── INPUT ROWS ──
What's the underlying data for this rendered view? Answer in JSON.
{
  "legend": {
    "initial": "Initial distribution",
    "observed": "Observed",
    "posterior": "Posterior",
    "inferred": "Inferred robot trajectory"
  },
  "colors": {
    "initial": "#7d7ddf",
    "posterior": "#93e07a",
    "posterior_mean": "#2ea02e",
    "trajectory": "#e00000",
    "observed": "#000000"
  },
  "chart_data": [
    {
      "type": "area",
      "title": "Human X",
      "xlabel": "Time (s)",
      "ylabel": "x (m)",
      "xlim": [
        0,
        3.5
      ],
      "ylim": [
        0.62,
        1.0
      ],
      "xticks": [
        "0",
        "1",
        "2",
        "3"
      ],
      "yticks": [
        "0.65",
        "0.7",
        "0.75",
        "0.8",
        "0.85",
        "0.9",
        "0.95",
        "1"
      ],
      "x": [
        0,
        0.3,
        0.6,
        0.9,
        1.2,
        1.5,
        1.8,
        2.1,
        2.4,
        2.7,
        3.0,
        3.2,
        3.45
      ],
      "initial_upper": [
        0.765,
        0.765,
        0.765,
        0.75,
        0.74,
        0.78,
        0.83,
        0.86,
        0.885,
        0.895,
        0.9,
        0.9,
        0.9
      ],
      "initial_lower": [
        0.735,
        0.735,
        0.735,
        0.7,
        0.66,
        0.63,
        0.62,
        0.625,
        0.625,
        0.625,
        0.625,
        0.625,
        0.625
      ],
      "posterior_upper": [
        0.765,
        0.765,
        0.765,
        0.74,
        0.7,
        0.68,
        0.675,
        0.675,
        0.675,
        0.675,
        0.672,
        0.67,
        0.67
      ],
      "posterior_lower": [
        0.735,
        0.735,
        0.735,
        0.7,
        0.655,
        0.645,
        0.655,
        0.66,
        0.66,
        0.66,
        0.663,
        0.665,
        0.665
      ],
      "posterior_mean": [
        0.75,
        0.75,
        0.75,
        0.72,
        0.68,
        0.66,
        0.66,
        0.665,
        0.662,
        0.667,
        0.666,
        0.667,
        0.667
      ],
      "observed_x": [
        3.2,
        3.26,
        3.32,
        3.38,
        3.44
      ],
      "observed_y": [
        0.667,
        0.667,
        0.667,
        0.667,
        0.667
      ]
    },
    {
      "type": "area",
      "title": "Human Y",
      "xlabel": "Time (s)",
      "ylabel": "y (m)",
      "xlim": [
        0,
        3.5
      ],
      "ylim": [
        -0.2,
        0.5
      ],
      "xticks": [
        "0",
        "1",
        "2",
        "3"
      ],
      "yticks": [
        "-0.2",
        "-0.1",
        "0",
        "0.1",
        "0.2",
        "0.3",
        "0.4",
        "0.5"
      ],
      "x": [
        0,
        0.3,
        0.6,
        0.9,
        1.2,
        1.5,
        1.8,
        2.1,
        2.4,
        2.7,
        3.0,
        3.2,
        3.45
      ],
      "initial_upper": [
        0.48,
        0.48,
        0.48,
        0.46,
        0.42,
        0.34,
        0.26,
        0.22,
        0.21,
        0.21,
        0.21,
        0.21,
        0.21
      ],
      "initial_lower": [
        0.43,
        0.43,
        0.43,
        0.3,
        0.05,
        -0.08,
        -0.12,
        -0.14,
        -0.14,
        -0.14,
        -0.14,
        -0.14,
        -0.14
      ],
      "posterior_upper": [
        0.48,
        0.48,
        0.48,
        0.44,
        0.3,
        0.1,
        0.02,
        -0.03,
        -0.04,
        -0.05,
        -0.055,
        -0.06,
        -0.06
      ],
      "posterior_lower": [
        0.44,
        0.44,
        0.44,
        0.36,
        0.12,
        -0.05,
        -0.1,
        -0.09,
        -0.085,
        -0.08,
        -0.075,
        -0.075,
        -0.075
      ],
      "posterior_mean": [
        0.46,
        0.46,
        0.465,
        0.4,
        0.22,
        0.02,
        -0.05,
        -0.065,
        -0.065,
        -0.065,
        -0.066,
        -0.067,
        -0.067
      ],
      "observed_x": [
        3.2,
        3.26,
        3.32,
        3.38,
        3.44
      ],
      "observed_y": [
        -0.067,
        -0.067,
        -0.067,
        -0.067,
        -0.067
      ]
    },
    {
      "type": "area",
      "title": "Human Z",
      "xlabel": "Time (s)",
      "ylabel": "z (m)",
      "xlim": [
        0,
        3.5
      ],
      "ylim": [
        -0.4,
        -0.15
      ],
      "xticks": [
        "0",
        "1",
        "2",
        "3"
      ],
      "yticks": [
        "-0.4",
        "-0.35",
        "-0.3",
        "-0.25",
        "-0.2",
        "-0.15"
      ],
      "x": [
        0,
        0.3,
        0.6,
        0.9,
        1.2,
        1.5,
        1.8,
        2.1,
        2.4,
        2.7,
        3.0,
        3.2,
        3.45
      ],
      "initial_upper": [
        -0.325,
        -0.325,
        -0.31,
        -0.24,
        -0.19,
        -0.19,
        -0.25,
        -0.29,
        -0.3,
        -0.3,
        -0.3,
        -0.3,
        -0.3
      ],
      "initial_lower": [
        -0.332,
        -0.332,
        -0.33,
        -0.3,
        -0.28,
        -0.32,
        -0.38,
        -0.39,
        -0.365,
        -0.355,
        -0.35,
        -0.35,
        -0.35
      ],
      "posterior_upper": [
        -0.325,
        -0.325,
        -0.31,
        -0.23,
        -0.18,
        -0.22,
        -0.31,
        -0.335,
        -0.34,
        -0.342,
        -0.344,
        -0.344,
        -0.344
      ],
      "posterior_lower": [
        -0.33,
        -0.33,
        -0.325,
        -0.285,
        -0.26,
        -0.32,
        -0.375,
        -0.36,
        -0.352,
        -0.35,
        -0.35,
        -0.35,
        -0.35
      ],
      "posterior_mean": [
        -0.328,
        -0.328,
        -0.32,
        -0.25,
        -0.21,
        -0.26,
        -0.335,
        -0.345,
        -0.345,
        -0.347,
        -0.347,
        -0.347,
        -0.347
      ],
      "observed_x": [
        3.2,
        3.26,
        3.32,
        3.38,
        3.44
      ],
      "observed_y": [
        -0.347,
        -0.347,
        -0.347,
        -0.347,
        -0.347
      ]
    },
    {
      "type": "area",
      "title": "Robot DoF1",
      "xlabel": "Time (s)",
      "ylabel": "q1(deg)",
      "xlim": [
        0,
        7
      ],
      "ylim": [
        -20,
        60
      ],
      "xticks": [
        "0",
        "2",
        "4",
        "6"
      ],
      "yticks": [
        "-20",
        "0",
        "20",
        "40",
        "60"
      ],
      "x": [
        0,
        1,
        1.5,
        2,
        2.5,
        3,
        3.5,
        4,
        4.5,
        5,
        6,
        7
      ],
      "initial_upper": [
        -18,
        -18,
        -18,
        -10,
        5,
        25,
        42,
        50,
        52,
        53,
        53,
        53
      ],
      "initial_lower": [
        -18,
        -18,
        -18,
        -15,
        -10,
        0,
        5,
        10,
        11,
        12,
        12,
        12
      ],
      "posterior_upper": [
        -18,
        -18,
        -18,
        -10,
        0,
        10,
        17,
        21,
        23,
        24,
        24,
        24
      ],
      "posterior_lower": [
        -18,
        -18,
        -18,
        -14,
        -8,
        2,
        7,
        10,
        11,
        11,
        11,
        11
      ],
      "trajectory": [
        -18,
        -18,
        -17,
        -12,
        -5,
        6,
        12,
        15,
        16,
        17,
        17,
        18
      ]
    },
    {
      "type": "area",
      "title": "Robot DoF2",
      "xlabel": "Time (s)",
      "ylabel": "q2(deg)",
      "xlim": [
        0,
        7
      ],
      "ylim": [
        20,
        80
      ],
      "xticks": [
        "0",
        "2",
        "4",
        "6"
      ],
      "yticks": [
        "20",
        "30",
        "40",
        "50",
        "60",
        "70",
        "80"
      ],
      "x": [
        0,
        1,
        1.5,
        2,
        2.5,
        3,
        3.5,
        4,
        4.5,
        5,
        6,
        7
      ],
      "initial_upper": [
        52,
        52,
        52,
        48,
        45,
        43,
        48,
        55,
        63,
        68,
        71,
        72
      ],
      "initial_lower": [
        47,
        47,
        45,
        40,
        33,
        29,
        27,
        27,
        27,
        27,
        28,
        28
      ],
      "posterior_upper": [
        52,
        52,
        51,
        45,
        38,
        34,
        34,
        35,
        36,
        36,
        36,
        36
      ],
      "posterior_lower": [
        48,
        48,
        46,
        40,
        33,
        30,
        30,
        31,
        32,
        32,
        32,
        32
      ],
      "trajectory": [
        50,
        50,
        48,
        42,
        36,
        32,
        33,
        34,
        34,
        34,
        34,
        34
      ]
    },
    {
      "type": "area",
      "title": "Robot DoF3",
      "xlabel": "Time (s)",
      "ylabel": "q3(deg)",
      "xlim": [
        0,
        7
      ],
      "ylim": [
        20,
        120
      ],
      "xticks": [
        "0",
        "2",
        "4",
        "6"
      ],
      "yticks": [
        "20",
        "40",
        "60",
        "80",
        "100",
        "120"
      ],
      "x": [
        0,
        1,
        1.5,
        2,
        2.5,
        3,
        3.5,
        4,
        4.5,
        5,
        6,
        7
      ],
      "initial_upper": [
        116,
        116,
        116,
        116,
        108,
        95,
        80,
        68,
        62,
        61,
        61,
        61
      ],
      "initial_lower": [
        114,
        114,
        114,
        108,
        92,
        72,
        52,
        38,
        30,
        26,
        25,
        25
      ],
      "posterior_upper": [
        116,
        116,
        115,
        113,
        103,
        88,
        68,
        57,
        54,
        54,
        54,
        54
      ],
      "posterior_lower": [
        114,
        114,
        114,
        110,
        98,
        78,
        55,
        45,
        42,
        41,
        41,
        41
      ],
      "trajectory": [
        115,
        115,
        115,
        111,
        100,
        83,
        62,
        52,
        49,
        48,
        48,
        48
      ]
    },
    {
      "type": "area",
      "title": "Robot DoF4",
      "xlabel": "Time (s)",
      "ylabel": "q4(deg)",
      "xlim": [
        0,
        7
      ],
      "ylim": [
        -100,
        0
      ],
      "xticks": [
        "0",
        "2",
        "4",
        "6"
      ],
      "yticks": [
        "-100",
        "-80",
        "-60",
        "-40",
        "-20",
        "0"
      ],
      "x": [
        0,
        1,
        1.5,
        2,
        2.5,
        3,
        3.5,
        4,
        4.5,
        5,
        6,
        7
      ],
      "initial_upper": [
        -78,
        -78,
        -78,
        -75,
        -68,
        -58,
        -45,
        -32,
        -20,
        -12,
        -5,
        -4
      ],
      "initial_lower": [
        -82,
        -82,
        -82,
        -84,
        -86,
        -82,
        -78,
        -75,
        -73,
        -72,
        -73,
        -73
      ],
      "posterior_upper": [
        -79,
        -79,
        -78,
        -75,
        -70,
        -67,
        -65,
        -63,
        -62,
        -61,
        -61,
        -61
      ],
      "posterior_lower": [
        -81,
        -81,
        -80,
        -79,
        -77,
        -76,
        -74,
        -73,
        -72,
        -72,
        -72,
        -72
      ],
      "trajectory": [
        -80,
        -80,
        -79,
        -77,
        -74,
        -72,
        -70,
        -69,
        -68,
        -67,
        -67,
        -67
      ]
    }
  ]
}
───
» **OBJECTIVE**
Show, from the material above, each line that includes the string "title".

» **OUTPUT OF THE EXERCISE**
      "title": "Human X",
      "title": "Human Y",
      "title": "Human Z",
      "title": "Robot DoF1",
      "title": "Robot DoF2",
      "title": "Robot DoF3",
      "title": "Robot DoF4",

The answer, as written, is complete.